AIM OF THE TASK:
Write out the whole listing again, exactly as given.
# # # # #
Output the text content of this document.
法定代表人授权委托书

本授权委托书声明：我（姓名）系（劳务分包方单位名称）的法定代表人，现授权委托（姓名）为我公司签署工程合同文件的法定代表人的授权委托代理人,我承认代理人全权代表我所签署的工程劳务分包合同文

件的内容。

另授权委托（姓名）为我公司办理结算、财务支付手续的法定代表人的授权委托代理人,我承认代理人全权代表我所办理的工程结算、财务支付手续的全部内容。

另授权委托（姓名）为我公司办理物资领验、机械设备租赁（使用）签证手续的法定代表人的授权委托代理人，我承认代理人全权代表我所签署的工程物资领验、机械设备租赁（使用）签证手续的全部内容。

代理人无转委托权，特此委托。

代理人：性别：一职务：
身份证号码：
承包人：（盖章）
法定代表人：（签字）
# # # # #
THE ANSWER:
Output the text content of this document.
法定代表人授权委托书

本授权委托书声明：我（姓名）系（劳务分包方单位名称）的法定代表人，现授权委托（姓名）为我公司签署工程合同文件的法定代表人的授权委托代理人,我承认代理人全权代表我所签署的工程劳务分包合同文

件的内容。

另授权委托（姓名）为我公司办理结算、财务支付手续的法定代表人的授权委托代理人,我承认代理人全权代表我所办理的工程结算、财务支付手续的全部内容。

另授权委托（姓名）为我公司办理物资领验、机械设备租赁（使用）签证手续的法定代表人的授权委托代理人，我承认代理人全权代表我所签署的工程物资领验、机械设备租赁（使用）签证手续的全部内容。

代理人无转委托权，特此委托。

代理人：性别：一职务：
身份证号码：
承包人：（盖章）
法定代表人：（签字）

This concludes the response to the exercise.